::: Information supplied :::

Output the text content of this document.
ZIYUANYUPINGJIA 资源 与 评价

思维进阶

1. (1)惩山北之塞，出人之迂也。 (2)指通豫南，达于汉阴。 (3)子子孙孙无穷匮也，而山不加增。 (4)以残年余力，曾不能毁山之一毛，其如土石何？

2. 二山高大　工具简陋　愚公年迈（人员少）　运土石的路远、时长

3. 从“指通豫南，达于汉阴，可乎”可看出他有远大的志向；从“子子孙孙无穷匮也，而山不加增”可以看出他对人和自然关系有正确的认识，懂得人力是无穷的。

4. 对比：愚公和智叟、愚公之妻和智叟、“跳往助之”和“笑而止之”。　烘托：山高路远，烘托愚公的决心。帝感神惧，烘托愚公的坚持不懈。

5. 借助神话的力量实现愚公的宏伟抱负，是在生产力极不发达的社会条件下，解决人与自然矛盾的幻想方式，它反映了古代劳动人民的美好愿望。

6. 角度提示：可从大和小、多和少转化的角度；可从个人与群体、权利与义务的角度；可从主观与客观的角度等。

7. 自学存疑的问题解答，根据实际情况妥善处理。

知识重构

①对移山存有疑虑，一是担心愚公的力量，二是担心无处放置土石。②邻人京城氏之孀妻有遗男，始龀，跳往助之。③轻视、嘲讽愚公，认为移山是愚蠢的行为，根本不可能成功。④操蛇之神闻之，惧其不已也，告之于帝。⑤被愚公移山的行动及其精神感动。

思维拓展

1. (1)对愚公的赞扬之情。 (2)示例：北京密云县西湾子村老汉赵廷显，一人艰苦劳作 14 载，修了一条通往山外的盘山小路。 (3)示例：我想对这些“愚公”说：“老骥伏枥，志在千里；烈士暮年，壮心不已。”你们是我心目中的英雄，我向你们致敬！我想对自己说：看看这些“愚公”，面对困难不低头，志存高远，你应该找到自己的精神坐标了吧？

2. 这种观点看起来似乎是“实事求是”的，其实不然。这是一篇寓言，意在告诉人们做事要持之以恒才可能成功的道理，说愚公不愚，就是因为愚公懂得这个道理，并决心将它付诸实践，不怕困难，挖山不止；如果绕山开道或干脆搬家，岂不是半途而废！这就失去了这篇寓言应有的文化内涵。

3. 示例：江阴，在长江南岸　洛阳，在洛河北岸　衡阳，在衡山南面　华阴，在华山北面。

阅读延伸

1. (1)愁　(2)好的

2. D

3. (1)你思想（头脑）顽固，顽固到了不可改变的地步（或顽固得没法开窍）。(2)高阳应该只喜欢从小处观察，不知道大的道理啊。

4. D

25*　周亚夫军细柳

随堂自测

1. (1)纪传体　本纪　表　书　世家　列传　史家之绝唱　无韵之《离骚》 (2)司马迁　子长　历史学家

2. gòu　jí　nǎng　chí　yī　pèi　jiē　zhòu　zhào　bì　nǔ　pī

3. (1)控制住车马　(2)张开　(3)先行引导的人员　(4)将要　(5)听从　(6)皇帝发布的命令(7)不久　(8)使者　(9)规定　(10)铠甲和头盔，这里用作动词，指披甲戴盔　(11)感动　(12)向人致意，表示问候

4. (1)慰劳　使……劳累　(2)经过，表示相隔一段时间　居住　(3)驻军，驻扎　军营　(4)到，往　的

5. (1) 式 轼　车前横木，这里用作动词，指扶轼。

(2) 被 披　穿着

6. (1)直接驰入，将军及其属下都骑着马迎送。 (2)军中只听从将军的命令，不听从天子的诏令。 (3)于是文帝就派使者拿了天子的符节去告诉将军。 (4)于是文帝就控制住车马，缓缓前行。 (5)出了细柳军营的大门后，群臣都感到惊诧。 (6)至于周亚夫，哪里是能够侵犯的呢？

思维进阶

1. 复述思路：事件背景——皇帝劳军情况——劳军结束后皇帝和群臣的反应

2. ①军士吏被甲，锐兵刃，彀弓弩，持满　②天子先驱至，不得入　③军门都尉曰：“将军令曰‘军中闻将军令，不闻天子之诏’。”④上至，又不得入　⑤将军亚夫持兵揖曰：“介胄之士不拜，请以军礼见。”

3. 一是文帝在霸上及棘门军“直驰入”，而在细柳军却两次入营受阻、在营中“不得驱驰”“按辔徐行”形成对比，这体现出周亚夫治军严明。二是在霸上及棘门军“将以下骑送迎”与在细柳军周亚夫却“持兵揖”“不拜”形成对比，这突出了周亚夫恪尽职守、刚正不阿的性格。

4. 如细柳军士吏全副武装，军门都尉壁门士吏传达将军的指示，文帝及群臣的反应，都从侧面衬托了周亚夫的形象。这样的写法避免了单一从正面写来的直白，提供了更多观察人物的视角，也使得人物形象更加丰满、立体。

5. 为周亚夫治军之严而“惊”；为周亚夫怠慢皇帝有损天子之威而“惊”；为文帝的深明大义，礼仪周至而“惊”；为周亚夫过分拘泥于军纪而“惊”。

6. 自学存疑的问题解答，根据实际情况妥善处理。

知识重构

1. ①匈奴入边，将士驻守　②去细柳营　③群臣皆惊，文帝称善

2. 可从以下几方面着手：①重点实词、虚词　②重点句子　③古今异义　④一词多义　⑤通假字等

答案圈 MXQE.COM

:::

## Exercise requirements
Return the full listing, character for character.

## Full response
Output the text content of this document.
ZIYUANYUPINGJIA 资源 与 评价

思维进阶

1. (1)惩山北之塞，出人之迂也。 (2)指通豫南，达于汉阴。 (3)子子孙孙无穷匮也，而山不加增。 (4)以残年余力，曾不能毁山之一毛，其如土石何？

2. 二山高大　工具简陋　愚公年迈（人员少）　运土石的路远、时长

3. 从“指通豫南，达于汉阴，可乎”可看出他有远大的志向；从“子子孙孙无穷匮也，而山不加增”可以看出他对人和自然关系有正确的认识，懂得人力是无穷的。

4. 对比：愚公和智叟、愚公之妻和智叟、“跳往助之”和“笑而止之”。　烘托：山高路远，烘托愚公的决心。帝感神惧，烘托愚公的坚持不懈。

5. 借助神话的力量实现愚公的宏伟抱负，是在生产力极不发达的社会条件下，解决人与自然矛盾的幻想方式，它反映了古代劳动人民的美好愿望。

6. 角度提示：可从大和小、多和少转化的角度；可从个人与群体、权利与义务的角度；可从主观与客观的角度等。

7. 自学存疑的问题解答，根据实际情况妥善处理。

知识重构

①对移山存有疑虑，一是担心愚公的力量，二是担心无处放置土石。②邻人京城氏之孀妻有遗男，始龀，跳往助之。③轻视、嘲讽愚公，认为移山是愚蠢的行为，根本不可能成功。④操蛇之神闻之，惧其不已也，告之于帝。⑤被愚公移山的行动及其精神感动。

思维拓展

1. (1)对愚公的赞扬之情。 (2)示例：北京密云县西湾子村老汉赵廷显，一人艰苦劳作 14 载，修了一条通往山外的盘山小路。 (3)示例：我想对这些“愚公”说：“老骥伏枥，志在千里；烈士暮年，壮心不已。”你们是我心目中的英雄，我向你们致敬！我想对自己说：看看这些“愚公”，面对困难不低头，志存高远，你应该找到自己的精神坐标了吧？

2. 这种观点看起来似乎是“实事求是”的，其实不然。这是一篇寓言，意在告诉人们做事要持之以恒才可能成功的道理，说愚公不愚，就是因为愚公懂得这个道理，并决心将它付诸实践，不怕困难，挖山不止；如果绕山开道或干脆搬家，岂不是半途而废！这就失去了这篇寓言应有的文化内涵。

3. 示例：江阴，在长江南岸　洛阳，在洛河北岸　衡阳，在衡山南面　华阴，在华山北面。

阅读延伸

1. (1)愁　(2)好的

2. D

3. (1)你思想（头脑）顽固，顽固到了不可改变的地步（或顽固得没法开窍）。(2)高阳应该只喜欢从小处观察，不知道大的道理啊。

4. D

25*　周亚夫军细柳

随堂自测

1. (1)纪传体　本纪　表　书　世家　列传　史家之绝唱　无韵之《离骚》 (2)司马迁　子长　历史学家

2. gòu　jí　nǎng　chí　yī　pèi　jiē　zhòu　zhào　bì　nǔ　pī

3. (1)控制住车马　(2)张开　(3)先行引导的人员　(4)将要　(5)听从　(6)皇帝发布的命令(7)不久　(8)使者　(9)规定　(10)铠甲和头盔，这里用作动词，指披甲戴盔　(11)感动　(12)向人致意，表示问候

4. (1)慰劳　使……劳累　(2)经过，表示相隔一段时间　居住　(3)驻军，驻扎　军营　(4)到，往　的

5. (1) 式 轼　车前横木，这里用作动词，指扶轼。

(2) 被 披　穿着

6. (1)直接驰入，将军及其属下都骑着马迎送。 (2)军中只听从将军的命令，不听从天子的诏令。 (3)于是文帝就派使者拿了天子的符节去告诉将军。 (4)于是文帝就控制住车马，缓缓前行。 (5)出了细柳军营的大门后，群臣都感到惊诧。 (6)至于周亚夫，哪里是能够侵犯的呢？

思维进阶

1. 复述思路：事件背景——皇帝劳军情况——劳军结束后皇帝和群臣的反应

2. ①军士吏被甲，锐兵刃，彀弓弩，持满　②天子先驱至，不得入　③军门都尉曰：“将军令曰‘军中闻将军令，不闻天子之诏’。”④上至，又不得入　⑤将军亚夫持兵揖曰：“介胄之士不拜，请以军礼见。”

3. 一是文帝在霸上及棘门军“直驰入”，而在细柳军却两次入营受阻、在营中“不得驱驰”“按辔徐行”形成对比，这体现出周亚夫治军严明。二是在霸上及棘门军“将以下骑送迎”与在细柳军周亚夫却“持兵揖”“不拜”形成对比，这突出了周亚夫恪尽职守、刚正不阿的性格。

4. 如细柳军士吏全副武装，军门都尉壁门士吏传达将军的指示，文帝及群臣的反应，都从侧面衬托了周亚夫的形象。这样的写法避免了单一从正面写来的直白，提供了更多观察人物的视角，也使得人物形象更加丰满、立体。

5. 为周亚夫治军之严而“惊”；为周亚夫怠慢皇帝有损天子之威而“惊”；为文帝的深明大义，礼仪周至而“惊”；为周亚夫过分拘泥于军纪而“惊”。

6. 自学存疑的问题解答，根据实际情况妥善处理。

知识重构

1. ①匈奴入边，将士驻守　②去细柳营　③群臣皆惊，文帝称善

2. 可从以下几方面着手：①重点实词、虚词　②重点句子　③古今异义　④一词多义　⑤通假字等

答案圈 MXQE.COM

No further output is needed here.